## WHAT IS EXPECTED
Identify all lines in the listing that include the word "bungalow", and copy them out.
# # # # #
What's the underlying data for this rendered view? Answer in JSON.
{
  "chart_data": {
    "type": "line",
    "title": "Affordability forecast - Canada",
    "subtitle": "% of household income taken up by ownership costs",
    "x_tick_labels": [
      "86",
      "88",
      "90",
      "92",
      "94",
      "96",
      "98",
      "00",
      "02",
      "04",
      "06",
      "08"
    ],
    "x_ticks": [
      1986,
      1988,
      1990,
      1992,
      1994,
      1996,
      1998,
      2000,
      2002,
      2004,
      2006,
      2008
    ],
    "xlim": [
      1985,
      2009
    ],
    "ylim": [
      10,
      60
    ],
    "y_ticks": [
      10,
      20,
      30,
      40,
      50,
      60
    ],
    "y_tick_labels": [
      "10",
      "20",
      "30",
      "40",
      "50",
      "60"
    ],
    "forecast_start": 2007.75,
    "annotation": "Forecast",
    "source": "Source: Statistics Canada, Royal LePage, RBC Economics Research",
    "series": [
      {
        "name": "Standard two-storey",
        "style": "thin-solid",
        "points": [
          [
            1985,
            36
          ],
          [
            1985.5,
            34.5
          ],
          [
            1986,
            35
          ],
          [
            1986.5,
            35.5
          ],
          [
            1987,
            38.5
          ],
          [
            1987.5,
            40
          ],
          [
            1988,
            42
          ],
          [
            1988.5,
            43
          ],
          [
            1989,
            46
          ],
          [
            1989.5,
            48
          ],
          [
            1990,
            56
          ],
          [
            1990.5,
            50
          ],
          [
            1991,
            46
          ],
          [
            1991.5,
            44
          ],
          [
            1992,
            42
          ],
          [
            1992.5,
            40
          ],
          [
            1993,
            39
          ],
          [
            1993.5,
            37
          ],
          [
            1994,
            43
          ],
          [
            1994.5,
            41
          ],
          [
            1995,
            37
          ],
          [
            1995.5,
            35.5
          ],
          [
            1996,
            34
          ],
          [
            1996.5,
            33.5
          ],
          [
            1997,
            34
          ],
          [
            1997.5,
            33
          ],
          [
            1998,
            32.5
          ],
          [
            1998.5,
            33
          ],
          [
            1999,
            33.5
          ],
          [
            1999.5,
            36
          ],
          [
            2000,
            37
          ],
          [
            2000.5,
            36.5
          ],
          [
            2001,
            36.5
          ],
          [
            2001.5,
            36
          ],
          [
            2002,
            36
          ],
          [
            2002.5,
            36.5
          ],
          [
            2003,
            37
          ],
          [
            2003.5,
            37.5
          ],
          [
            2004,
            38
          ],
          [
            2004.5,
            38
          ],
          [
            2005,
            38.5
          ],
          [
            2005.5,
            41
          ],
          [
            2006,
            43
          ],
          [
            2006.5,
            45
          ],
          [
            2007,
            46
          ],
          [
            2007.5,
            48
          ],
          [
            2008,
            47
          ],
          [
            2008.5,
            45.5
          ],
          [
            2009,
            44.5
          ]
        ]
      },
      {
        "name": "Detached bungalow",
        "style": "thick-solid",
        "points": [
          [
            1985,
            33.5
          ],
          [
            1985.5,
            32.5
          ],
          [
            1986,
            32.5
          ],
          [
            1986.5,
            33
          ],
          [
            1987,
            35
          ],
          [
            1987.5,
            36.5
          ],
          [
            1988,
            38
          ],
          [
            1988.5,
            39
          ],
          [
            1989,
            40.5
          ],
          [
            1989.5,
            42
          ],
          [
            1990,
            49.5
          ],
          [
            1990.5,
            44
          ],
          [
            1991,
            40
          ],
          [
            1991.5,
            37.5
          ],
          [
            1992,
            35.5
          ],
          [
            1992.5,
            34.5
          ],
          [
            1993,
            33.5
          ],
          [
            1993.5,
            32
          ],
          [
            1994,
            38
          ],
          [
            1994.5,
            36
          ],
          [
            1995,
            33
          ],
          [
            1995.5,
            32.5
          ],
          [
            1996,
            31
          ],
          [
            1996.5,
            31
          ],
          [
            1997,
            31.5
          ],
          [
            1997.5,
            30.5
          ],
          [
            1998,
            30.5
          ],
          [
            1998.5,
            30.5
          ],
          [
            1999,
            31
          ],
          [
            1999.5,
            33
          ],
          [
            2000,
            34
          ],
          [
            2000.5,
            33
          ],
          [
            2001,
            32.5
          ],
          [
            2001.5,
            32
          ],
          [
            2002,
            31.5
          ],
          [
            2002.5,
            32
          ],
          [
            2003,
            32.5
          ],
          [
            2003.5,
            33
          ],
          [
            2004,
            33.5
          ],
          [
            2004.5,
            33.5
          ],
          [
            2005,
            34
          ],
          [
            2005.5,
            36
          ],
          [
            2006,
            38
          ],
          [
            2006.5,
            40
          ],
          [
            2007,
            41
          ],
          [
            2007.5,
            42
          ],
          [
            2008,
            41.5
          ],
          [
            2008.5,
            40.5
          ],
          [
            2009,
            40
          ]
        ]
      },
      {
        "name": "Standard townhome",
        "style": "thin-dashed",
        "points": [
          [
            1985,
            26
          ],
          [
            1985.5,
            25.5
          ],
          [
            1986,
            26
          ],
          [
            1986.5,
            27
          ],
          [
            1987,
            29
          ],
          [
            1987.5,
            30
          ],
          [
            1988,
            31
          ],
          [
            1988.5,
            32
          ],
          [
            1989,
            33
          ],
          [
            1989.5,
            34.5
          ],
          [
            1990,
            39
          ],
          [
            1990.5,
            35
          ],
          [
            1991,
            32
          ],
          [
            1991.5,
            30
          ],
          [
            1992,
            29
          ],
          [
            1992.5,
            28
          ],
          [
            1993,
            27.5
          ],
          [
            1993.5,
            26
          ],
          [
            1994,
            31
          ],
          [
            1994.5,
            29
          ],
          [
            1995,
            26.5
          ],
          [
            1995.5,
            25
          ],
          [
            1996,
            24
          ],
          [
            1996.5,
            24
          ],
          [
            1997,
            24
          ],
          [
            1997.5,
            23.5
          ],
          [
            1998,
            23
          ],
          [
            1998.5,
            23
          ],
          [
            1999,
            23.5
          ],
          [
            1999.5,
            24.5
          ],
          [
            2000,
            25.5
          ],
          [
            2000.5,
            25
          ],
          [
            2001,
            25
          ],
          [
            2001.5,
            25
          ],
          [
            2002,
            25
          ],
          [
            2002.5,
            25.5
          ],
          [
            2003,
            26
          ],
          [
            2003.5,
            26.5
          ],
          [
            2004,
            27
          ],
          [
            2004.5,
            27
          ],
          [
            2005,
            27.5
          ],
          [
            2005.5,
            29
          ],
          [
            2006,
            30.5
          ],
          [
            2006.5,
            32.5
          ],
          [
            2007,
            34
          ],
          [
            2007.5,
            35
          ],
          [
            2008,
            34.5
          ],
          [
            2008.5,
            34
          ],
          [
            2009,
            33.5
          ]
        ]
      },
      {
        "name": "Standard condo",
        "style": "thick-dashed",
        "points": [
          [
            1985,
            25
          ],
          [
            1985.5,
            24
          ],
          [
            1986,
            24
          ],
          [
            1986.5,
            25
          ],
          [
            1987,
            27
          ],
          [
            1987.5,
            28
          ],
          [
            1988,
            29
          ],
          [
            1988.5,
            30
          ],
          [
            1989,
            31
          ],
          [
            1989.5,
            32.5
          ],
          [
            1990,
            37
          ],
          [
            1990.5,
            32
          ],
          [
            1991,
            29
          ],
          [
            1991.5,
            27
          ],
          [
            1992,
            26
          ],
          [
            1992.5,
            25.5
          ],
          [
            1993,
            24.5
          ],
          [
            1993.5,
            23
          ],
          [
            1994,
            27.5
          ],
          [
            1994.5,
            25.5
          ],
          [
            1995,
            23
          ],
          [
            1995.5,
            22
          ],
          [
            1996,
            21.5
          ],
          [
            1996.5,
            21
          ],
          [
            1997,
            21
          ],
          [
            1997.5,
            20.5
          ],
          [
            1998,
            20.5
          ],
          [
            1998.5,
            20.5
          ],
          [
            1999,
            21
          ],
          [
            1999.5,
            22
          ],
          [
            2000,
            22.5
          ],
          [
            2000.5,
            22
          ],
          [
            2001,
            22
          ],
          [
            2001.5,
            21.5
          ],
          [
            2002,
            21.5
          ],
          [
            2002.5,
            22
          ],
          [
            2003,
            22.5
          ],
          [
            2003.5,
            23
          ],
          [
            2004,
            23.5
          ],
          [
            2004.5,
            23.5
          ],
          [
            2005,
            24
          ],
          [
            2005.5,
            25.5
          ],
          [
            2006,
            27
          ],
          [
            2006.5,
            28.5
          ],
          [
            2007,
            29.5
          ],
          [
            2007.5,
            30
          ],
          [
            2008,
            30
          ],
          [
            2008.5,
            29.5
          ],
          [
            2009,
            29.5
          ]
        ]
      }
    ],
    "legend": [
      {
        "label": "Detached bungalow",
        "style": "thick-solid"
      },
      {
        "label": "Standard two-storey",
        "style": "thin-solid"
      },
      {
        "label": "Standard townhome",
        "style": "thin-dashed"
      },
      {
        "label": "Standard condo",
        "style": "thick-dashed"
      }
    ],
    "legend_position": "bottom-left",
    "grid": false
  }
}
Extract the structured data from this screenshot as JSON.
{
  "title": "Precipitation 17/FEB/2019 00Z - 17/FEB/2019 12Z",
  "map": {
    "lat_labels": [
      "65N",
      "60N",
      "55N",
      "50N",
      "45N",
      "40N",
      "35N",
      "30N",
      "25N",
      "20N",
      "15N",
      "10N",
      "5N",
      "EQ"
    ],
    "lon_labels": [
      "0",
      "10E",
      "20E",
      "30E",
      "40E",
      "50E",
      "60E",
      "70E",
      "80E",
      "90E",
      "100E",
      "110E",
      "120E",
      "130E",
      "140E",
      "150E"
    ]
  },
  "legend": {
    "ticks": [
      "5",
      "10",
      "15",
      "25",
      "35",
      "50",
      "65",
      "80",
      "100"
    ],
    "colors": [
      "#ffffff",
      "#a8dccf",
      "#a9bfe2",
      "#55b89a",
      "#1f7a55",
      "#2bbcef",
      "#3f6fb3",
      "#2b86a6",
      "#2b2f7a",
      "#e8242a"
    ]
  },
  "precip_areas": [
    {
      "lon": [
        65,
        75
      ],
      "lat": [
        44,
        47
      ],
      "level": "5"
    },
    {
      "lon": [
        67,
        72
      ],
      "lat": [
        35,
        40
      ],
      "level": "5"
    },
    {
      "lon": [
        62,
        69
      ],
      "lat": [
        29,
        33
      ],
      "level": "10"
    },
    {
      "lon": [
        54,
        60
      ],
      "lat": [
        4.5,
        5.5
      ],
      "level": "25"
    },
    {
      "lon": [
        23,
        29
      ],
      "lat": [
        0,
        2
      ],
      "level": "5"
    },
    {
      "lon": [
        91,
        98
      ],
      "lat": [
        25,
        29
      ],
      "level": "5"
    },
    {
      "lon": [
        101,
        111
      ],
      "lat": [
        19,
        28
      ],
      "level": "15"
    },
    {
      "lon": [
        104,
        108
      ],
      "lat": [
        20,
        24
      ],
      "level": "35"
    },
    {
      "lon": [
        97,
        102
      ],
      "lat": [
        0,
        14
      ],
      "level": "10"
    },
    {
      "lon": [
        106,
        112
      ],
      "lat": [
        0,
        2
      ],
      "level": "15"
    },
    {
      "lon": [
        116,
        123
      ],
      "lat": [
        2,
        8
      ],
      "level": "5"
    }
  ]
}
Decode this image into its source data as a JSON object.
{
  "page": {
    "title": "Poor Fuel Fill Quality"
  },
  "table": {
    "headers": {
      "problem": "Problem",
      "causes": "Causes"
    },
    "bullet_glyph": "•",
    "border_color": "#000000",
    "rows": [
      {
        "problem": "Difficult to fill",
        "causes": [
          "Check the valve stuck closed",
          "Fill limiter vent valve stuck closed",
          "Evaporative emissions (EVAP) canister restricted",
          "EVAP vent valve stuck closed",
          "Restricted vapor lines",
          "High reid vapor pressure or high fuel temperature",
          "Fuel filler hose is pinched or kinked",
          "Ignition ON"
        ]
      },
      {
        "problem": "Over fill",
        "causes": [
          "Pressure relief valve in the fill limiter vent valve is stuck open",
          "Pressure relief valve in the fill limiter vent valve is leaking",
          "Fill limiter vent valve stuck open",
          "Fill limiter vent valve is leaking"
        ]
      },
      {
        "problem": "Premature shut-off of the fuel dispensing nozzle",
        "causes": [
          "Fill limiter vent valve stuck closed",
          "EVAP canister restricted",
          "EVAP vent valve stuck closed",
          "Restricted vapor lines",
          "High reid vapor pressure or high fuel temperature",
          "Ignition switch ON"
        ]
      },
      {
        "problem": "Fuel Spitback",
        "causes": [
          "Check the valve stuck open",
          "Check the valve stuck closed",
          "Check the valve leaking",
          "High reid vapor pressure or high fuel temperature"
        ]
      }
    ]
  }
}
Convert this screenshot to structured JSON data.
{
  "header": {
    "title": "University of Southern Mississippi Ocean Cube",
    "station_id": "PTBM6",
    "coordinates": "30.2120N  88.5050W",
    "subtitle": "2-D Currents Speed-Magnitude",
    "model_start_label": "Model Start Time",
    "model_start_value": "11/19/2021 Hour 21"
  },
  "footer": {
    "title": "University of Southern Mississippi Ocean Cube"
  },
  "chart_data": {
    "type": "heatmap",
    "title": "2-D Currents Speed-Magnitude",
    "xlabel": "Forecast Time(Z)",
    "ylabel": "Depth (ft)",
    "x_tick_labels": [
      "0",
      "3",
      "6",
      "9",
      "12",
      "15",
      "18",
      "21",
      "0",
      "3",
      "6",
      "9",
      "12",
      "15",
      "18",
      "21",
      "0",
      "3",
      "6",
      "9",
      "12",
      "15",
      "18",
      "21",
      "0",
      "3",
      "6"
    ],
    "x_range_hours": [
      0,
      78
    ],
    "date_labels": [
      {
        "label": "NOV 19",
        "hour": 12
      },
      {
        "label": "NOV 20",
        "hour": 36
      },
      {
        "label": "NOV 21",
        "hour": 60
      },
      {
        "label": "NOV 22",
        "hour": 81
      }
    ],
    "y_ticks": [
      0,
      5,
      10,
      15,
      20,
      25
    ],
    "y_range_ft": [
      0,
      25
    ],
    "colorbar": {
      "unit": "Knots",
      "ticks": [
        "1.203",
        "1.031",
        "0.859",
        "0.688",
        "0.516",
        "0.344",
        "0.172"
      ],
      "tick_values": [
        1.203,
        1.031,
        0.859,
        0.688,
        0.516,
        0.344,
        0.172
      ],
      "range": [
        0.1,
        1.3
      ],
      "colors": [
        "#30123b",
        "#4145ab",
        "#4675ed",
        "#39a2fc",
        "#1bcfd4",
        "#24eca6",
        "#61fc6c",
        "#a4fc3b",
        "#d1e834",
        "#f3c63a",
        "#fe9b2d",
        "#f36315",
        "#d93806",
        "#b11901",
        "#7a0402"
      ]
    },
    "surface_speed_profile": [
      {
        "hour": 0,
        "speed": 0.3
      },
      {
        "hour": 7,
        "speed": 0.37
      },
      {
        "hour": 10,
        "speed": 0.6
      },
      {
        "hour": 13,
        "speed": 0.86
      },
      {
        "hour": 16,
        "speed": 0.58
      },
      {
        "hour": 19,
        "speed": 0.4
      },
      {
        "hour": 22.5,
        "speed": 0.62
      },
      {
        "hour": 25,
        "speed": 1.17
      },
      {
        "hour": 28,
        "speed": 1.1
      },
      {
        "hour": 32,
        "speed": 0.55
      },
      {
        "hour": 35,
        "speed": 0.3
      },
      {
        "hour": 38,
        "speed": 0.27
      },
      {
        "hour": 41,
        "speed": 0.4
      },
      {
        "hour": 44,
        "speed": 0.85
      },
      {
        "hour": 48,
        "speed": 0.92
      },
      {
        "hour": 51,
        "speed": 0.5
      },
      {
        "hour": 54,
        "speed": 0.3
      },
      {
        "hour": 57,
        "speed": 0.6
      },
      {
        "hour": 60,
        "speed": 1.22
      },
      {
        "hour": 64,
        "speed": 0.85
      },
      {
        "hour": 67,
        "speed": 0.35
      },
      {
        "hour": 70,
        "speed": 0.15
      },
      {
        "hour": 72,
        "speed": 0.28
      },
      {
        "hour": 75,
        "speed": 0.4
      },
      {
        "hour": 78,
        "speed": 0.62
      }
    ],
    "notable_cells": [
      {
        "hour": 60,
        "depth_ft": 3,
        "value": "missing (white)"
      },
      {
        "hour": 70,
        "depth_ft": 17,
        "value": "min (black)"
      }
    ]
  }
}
# # # # #
## TASK SOLUTION
        "name": "Detached bungalow",
        "label": "Detached bungalow",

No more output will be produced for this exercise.